Data records:

* Begin *

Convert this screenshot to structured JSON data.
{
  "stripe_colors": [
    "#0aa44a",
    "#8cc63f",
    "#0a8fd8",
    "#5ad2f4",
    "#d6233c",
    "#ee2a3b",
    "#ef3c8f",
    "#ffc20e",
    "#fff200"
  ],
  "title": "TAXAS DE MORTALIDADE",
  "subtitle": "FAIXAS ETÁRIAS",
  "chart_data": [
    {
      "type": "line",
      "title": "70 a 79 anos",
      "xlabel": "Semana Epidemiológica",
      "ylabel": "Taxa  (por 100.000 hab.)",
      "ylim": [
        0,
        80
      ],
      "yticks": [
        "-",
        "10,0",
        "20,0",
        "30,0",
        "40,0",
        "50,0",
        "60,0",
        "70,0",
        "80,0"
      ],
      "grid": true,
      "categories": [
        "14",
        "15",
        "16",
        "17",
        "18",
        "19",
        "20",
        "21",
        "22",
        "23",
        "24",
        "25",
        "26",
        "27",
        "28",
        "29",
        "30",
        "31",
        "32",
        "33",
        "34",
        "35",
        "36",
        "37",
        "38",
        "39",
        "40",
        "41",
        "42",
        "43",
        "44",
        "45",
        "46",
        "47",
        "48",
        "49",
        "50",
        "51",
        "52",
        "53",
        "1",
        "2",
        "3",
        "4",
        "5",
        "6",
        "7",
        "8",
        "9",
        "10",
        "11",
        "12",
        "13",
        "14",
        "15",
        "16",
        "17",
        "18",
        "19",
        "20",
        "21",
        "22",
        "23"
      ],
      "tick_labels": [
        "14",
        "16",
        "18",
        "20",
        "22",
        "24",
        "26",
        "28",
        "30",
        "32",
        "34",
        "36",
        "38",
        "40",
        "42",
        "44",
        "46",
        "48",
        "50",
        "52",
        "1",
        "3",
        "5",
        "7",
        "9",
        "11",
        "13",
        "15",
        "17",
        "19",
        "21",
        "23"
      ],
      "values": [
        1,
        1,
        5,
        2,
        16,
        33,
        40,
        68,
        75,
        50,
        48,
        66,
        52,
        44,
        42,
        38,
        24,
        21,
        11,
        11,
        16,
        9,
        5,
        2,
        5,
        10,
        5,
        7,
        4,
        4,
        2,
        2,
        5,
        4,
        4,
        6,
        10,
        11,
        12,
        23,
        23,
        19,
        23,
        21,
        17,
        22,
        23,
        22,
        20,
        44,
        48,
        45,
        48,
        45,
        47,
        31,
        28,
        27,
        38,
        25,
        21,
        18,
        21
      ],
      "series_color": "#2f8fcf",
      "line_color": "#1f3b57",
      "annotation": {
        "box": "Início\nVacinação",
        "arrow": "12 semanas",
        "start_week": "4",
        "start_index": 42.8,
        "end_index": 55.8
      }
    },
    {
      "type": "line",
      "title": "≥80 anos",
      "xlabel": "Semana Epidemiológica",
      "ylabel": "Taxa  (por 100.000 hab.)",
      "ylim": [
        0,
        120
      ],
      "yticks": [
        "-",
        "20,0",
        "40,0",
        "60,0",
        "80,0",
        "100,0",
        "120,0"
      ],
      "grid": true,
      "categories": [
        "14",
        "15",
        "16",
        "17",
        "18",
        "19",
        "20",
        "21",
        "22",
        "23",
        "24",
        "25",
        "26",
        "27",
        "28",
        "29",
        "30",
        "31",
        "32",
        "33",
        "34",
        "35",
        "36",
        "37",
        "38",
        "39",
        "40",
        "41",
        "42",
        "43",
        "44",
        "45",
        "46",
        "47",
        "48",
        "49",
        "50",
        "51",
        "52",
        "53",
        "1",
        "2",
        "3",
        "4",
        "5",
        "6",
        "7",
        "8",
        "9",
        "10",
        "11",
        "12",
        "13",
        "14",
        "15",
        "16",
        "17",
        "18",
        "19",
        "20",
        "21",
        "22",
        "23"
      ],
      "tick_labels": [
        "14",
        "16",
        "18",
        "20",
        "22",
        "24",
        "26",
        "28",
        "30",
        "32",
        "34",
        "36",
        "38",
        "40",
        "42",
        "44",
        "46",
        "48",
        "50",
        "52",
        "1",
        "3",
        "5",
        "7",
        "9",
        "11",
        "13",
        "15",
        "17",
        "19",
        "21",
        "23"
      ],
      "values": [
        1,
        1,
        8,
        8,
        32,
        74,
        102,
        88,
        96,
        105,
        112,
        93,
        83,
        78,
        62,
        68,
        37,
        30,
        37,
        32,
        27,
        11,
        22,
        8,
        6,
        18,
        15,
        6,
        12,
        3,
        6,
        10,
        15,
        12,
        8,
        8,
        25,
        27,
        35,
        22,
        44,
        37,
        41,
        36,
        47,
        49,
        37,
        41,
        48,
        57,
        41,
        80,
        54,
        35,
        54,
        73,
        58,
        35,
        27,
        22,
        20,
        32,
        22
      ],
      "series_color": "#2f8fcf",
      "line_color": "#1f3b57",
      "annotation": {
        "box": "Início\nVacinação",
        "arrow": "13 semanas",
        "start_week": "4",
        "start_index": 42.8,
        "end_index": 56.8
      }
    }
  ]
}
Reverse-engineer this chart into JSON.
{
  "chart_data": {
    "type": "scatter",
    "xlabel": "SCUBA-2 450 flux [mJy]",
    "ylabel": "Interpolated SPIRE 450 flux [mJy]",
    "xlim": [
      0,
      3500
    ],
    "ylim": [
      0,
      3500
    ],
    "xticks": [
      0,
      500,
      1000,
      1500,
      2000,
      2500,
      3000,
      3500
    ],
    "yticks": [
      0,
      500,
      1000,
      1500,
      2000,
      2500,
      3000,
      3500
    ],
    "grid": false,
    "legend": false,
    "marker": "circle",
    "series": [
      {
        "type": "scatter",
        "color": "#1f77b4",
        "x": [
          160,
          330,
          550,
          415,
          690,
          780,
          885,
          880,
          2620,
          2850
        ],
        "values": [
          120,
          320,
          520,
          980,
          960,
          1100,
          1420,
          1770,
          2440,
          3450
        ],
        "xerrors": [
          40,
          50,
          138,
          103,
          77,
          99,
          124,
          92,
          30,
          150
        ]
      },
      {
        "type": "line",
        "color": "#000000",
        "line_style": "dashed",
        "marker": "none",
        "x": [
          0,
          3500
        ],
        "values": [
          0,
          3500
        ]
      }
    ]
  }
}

* End *

_What is asked_.
Restate word for word the lines from the one holding "Reverse-engineer this chart into JSON." to the end of the listing, both ends included, and nothing more.

_Solution for this exercise_.
Reverse-engineer this chart into JSON.
{
  "chart_data": {
    "type": "scatter",
    "xlabel": "SCUBA-2 450 flux [mJy]",
    "ylabel": "Interpolated SPIRE 450 flux [mJy]",
    "xlim": [
      0,
      3500
    ],
    "ylim": [
      0,
      3500
    ],
    "xticks": [
      0,
      500,
      1000,
      1500,
      2000,
      2500,
      3000,
      3500
    ],
    "yticks": [
      0,
      500,
      1000,
      1500,
      2000,
      2500,
      3000,
      3500
    ],
    "grid": false,
    "legend": false,
    "marker": "circle",
    "series": [
      {
        "type": "scatter",
        "color": "#1f77b4",
        "x": [
          160,
          330,
          550,
          415,
          690,
          780,
          885,
          880,
          2620,
          2850
        ],
        "values": [
          120,
          320,
          520,
          980,
          960,
          1100,
          1420,
          1770,
          2440,
          3450
        ],
        "xerrors": [
          40,
          50,
          138,
          103,
          77,
          99,
          124,
          92,
          30,
          150
        ]
      },
      {
        "type": "line",
        "color": "#000000",
        "line_style": "dashed",
        "marker": "none",
        "x": [
          0,
          3500
        ],
        "values": [
          0,
          3500
        ]
      }
    ]
  }
}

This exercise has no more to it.